Provide the records once more, identical to the original.

(Recorded data)
|---|
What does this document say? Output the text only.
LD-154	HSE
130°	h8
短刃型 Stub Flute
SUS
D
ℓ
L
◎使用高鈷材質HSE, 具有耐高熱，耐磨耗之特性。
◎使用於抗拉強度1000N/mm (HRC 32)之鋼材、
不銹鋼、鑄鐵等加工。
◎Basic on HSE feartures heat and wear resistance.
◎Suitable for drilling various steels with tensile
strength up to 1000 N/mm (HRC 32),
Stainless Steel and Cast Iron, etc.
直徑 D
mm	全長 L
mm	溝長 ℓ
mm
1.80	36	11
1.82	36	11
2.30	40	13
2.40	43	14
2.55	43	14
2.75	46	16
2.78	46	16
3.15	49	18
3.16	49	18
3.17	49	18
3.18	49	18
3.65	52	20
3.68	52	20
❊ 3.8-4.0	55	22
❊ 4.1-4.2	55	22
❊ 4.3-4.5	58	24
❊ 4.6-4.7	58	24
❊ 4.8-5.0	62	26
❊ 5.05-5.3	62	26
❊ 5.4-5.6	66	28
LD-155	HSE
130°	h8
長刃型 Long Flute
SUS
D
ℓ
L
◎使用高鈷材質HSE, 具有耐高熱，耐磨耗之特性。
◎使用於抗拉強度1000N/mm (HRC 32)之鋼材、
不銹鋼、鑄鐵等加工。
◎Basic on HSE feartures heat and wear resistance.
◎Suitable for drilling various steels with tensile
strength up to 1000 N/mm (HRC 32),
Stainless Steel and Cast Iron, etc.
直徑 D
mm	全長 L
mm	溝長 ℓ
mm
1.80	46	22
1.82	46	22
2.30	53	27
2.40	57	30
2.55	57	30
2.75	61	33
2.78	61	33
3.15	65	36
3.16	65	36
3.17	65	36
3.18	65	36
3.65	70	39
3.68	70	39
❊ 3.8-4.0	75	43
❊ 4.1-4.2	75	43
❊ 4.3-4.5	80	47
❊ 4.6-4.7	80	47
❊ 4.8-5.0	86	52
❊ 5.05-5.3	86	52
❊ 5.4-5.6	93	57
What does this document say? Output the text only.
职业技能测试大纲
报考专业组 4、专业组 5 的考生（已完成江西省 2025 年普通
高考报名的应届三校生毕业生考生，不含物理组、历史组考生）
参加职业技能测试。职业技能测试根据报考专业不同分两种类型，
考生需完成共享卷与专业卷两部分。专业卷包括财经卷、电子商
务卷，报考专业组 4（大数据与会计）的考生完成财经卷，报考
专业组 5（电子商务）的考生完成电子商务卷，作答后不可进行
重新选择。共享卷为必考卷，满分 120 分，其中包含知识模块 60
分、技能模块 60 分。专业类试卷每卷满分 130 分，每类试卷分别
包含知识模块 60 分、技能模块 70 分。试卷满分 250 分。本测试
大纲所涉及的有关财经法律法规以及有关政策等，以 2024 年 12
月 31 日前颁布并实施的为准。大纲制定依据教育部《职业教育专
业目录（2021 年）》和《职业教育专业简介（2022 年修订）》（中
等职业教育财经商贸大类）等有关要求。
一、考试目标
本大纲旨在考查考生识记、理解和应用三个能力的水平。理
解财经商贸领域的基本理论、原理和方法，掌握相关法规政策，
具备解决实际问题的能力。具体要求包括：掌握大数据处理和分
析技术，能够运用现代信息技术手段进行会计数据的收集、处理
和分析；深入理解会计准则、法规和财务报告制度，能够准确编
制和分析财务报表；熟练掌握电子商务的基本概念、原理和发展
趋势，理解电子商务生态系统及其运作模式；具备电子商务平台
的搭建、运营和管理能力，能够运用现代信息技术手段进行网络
|---|
Response to this task |
What does this document say? Output the text only.
LD-154	HSE
130°	h8
短刃型 Stub Flute
SUS
D
ℓ
L
◎使用高鈷材質HSE, 具有耐高熱，耐磨耗之特性。
◎使用於抗拉強度1000N/mm (HRC 32)之鋼材、
不銹鋼、鑄鐵等加工。
◎Basic on HSE feartures heat and wear resistance.
◎Suitable for drilling various steels with tensile
strength up to 1000 N/mm (HRC 32),
Stainless Steel and Cast Iron, etc.
直徑 D
mm	全長 L
mm	溝長 ℓ
mm
1.80	36	11
1.82	36	11
2.30	40	13
2.40	43	14
2.55	43	14
2.75	46	16
2.78	46	16
3.15	49	18
3.16	49	18
3.17	49	18
3.18	49	18
3.65	52	20
3.68	52	20
❊ 3.8-4.0	55	22
❊ 4.1-4.2	55	22
❊ 4.3-4.5	58	24
❊ 4.6-4.7	58	24
❊ 4.8-5.0	62	26
❊ 5.05-5.3	62	26
❊ 5.4-5.6	66	28
LD-155	HSE
130°	h8
長刃型 Long Flute
SUS
D
ℓ
L
◎使用高鈷材質HSE, 具有耐高熱，耐磨耗之特性。
◎使用於抗拉強度1000N/mm (HRC 32)之鋼材、
不銹鋼、鑄鐵等加工。
◎Basic on HSE feartures heat and wear resistance.
◎Suitable for drilling various steels with tensile
strength up to 1000 N/mm (HRC 32),
Stainless Steel and Cast Iron, etc.
直徑 D
mm	全長 L
mm	溝長 ℓ
mm
1.80	46	22
1.82	46	22
2.30	53	27
2.40	57	30
2.55	57	30
2.75	61	33
2.78	61	33
3.15	65	36
3.16	65	36
3.17	65	36
3.18	65	36
3.65	70	39
3.68	70	39
❊ 3.8-4.0	75	43
❊ 4.1-4.2	75	43
❊ 4.3-4.5	80	47
❊ 4.6-4.7	80	47
❊ 4.8-5.0	86	52
❊ 5.05-5.3	86	52
❊ 5.4-5.6	93	57
What does this document say? Output the text only.
职业技能测试大纲
报考专业组 4、专业组 5 的考生（已完成江西省 2025 年普通
高考报名的应届三校生毕业生考生，不含物理组、历史组考生）
参加职业技能测试。职业技能测试根据报考专业不同分两种类型，
考生需完成共享卷与专业卷两部分。专业卷包括财经卷、电子商
务卷，报考专业组 4（大数据与会计）的考生完成财经卷，报考
专业组 5（电子商务）的考生完成电子商务卷，作答后不可进行
重新选择。共享卷为必考卷，满分 120 分，其中包含知识模块 60
分、技能模块 60 分。专业类试卷每卷满分 130 分，每类试卷分别
包含知识模块 60 分、技能模块 70 分。试卷满分 250 分。本测试
大纲所涉及的有关财经法律法规以及有关政策等，以 2024 年 12
月 31 日前颁布并实施的为准。大纲制定依据教育部《职业教育专
业目录（2021 年）》和《职业教育专业简介（2022 年修订）》（中
等职业教育财经商贸大类）等有关要求。
一、考试目标
本大纲旨在考查考生识记、理解和应用三个能力的水平。理
解财经商贸领域的基本理论、原理和方法，掌握相关法规政策，
具备解决实际问题的能力。具体要求包括：掌握大数据处理和分
析技术，能够运用现代信息技术手段进行会计数据的收集、处理
和分析；深入理解会计准则、法规和财务报告制度，能够准确编
制和分析财务报表；熟练掌握电子商务的基本概念、原理和发展
趋势，理解电子商务生态系统及其运作模式；具备电子商务平台
的搭建、运营和管理能力，能够运用现代信息技术手段进行网络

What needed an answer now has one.